*DOCUMENT SECTION:*
┌──

Saturday, October 5, 2013

TSL Chapter 11 -- The Causes of Human Laughter

Overview

The Patient is laughing it up with his new skeptical, blasphemous friends cuing Uncle Screwtape to tackle the causes and utility of human laughter, itself. He finds a four-part taxonomy from the least useful (in damning people) to the most-useful:

  1. Joy
  2. Fun
  3. the Joke Proper
  4. Flippancy
Joy is pure love of life (maybe with an actual joke or funny saying as a pretext for laughter). It's useless for the damning.

Fun is a slightly less pure form of Joy -- it arises from the "playfulness" instinct and can be used to divert humans from their responsibilities, but is otherwise not very demonic: it tends to promote virtues rather than vices.

The Joke Proper can be somewhat useful: people can tell dirty jokes (the term Screwtape uses is "indecent or bawdy" proving that while devils may enjoy tempting humans to be vulgar they decline to be so, themselves). More-so, it can be used to cover for bad behavior -- cruelty, cowardice, or other vices. A clever human will pass off such actions as "a joke" and find them both guiltless and shameless (i.e. socially acceptable).

But the big money's in Flippancy, which I would call "Irony" is almost a worldview in itself and aims skepticism and contempt at virtue itself. In finding virtue and authenticity funny, Flippancy becomes an armor against God.

└──

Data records
┌──

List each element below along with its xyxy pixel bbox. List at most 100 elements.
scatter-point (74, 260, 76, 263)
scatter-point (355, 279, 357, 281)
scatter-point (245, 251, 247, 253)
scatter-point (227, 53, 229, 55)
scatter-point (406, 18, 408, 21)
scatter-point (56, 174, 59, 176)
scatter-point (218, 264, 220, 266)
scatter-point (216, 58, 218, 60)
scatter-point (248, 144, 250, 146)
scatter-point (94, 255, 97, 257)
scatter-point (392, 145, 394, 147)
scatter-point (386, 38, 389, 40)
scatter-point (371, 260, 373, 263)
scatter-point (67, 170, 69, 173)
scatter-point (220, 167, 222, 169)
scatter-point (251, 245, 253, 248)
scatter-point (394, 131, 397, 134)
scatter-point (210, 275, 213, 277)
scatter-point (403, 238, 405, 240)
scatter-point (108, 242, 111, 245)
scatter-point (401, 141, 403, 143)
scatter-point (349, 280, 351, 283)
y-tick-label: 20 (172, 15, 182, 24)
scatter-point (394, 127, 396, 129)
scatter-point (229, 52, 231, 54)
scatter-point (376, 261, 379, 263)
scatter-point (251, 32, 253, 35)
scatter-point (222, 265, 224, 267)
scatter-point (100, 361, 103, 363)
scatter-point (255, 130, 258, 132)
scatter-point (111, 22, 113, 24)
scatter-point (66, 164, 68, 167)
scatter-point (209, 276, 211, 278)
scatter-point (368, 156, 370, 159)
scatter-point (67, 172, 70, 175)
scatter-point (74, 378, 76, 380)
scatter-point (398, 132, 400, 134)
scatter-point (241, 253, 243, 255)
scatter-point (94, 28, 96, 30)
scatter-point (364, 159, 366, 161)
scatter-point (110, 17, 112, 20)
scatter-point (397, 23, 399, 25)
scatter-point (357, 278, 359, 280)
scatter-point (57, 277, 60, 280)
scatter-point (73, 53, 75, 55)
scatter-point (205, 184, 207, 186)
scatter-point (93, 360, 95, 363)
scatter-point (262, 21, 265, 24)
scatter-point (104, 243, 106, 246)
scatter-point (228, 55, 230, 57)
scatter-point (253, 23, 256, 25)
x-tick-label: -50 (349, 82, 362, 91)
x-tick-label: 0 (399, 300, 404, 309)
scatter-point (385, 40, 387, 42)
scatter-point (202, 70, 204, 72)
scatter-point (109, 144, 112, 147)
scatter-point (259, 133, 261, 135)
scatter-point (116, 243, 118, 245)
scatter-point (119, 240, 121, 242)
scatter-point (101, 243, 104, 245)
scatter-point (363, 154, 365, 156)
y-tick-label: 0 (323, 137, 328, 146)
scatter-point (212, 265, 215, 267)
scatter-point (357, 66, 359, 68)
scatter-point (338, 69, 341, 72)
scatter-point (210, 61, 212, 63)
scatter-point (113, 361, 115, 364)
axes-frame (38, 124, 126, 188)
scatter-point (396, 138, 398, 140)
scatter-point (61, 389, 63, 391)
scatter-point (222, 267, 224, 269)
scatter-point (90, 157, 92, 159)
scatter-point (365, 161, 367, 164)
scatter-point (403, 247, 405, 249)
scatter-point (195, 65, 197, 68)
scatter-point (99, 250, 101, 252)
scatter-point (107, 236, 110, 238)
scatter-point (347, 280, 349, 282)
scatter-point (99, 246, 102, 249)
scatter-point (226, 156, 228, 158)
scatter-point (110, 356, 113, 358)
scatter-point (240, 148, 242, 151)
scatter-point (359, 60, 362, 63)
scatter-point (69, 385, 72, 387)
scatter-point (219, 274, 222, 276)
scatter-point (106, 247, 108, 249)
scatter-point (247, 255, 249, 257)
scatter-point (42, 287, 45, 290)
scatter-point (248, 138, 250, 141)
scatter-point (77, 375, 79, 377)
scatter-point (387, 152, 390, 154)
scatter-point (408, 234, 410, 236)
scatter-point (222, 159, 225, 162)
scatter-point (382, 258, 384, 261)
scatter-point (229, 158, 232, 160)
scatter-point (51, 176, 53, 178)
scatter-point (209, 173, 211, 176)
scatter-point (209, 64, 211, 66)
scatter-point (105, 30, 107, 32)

└──

*TASK INSTRUCTIONS:*
1. Can you reproduce the stretch of the post on human laughter from "Fun is a slightly" through "rather than vices."?
2. Can you resume the post on human laughter, picking up right after its final sentence?

*ANSWERS GIVEN:*
1.
Fun is a slightly less pure form of Joy -- it arises from the "playfulness" instinct and can be used to divert humans from their responsibilities, but is otherwise not very demonic: it tends to promote virtues rather than vices.

2.
Literature -- The realism, dignity and austerity of Hell

Hell takes itself seriously and has a good deal of pride in its appearance (maybe explaining why Screwtape is such a prude). We've seen this before in asides where Screwtape complains about God's love of humans and his creation of them as half-spirit / half-animal abominations he calls "amphibians." God has no Pride, does not hold himself above the mortal realm (or at least not with the contempt the Devils feel for it), and in doing so offends the demonic hosts.

I like this. It feels very much right -- and works with a worldview that could be aware of God while setting themselves against Him.

Theology / My Reaction

Save the Hipsters?

I don't have any idea what the Bible says about flippancy / irony. I suspect that it wasn't a huge deal back then and might not have rated highly in terms of warning people. That said, I believe it's corrosive and I think the description of it as "armor" is dead-on.

In my experience, people use flippancy defensively -- to distance themselves from others and proactively shield themselves from criticism (I'm not uncool -- I'm making fun of people who think this is cool).

According to the media, this is a problem of epidemic proportions in the population known as "hipsters." I doubt this is the truth, because it's the sort of thing the media is awfully bad at getting right, but I can believe that irony and flippancy and finding virtue and authenticity laughable is bad for one's soul.

So save the hipsters, I guess?

I was just joking!

I'm also down with CSL / Screwtape on this one. You're too sensitive / I was just joking / etc. excuses nothing. If I do something that's hurting someone, even if I sincerely didn't mean to, I need to cut it out and I should consider an apology: if, upon reflection, I should have known better, they're owed one.

If I keep doing it, I'm being an ass.

This goes for things covered as jokes, but also goes for non-joke politically-incorrect terminology. And yes, that may mean that I'm held hostage in my right to tell the kinds of jokes I find funny in mixed company or whatever, but if I'm more worried about my rights to tell The One About the Pizza, than how the people around me feel then I'm back to being an ass.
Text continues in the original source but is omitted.